All of the data must be printed exactly; please include every line.

-- BEGIN Supplied records --

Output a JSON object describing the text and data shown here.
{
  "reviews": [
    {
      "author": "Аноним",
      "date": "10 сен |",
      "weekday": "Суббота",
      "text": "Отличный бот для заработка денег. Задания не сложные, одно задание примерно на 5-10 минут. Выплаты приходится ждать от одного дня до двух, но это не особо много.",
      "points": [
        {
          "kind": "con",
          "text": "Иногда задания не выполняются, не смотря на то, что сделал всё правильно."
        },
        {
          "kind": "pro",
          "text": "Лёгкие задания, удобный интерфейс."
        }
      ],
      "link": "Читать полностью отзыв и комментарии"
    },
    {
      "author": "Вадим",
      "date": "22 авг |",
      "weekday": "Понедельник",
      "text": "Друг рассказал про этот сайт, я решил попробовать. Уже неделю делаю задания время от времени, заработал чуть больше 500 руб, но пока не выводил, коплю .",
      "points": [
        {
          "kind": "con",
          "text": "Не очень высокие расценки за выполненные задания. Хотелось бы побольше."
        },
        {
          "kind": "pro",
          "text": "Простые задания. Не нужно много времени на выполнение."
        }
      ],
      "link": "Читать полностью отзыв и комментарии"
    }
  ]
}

-- END Supplied records --

*Result of the exercise*:
Output a JSON object describing the text and data shown here.
{
  "reviews": [
    {
      "author": "Аноним",
      "date": "10 сен |",
      "weekday": "Суббота",
      "text": "Отличный бот для заработка денег. Задания не сложные, одно задание примерно на 5-10 минут. Выплаты приходится ждать от одного дня до двух, но это не особо много.",
      "points": [
        {
          "kind": "con",
          "text": "Иногда задания не выполняются, не смотря на то, что сделал всё правильно."
        },
        {
          "kind": "pro",
          "text": "Лёгкие задания, удобный интерфейс."
        }
      ],
      "link": "Читать полностью отзыв и комментарии"
    },
    {
      "author": "Вадим",
      "date": "22 авг |",
      "weekday": "Понедельник",
      "text": "Друг рассказал про этот сайт, я решил попробовать. Уже неделю делаю задания время от времени, заработал чуть больше 500 руб, но пока не выводил, коплю .",
      "points": [
        {
          "kind": "con",
          "text": "Не очень высокие расценки за выполненные задания. Хотелось бы побольше."
        },
        {
          "kind": "pro",
          "text": "Простые задания. Не нужно много времени на выполнение."
        }
      ],
      "link": "Читать полностью отзыв и комментарии"
    }
  ]
}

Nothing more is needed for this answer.